What you have to do
Find every line in the records below that holds the word "Control" and copy it.

Extracted data entries

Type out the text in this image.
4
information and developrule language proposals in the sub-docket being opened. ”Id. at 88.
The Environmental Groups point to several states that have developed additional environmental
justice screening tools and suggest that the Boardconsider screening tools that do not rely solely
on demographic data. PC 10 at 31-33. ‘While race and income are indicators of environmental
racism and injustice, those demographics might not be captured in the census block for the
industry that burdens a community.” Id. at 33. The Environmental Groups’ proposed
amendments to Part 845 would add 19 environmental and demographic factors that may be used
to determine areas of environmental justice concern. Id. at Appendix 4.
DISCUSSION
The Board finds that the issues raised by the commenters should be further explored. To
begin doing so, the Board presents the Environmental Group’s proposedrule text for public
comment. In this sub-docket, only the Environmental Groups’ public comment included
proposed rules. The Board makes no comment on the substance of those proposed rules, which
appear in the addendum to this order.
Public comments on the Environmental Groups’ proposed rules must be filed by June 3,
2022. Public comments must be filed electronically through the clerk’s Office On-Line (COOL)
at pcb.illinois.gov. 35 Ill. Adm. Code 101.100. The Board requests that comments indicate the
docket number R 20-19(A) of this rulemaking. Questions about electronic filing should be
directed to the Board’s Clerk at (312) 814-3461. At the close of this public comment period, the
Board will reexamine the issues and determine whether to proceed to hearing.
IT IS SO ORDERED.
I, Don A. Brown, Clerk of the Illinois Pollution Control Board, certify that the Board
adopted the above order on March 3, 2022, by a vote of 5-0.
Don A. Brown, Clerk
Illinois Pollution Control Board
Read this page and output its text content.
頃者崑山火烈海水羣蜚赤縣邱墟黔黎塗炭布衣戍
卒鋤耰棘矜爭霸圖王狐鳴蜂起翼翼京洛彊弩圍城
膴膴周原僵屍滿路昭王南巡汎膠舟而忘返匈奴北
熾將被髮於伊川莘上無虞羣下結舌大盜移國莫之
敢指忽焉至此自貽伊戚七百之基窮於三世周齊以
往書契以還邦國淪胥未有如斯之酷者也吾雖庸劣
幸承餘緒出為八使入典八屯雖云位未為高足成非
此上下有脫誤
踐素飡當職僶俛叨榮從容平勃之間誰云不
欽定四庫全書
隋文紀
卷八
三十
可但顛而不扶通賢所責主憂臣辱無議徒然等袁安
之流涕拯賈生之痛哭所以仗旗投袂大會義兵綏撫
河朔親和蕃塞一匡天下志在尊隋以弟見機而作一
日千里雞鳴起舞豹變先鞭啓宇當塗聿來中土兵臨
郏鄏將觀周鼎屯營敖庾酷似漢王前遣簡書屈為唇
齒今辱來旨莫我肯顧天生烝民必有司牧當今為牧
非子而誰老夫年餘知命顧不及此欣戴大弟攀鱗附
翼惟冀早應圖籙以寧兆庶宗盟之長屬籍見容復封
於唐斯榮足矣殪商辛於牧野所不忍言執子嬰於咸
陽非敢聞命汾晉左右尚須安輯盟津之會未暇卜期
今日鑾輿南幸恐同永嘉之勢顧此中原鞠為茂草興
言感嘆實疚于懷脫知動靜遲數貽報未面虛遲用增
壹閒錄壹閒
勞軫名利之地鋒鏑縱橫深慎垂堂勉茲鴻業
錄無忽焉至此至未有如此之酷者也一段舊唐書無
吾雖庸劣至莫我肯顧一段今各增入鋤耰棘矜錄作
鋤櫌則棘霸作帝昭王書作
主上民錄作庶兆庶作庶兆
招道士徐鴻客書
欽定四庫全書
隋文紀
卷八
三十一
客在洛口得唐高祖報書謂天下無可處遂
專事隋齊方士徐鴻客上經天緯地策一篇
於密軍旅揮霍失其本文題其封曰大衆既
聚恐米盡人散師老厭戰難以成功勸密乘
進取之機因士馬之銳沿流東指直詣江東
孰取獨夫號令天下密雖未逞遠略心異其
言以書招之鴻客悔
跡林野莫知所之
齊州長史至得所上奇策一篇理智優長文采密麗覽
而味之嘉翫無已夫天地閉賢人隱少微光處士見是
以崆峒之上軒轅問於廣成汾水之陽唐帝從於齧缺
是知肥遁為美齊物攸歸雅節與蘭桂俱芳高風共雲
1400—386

Worked solution
I, Don A. Brown, Clerk of the Illinois Pollution Control Board, certify that the Board
Illinois Pollution Control Board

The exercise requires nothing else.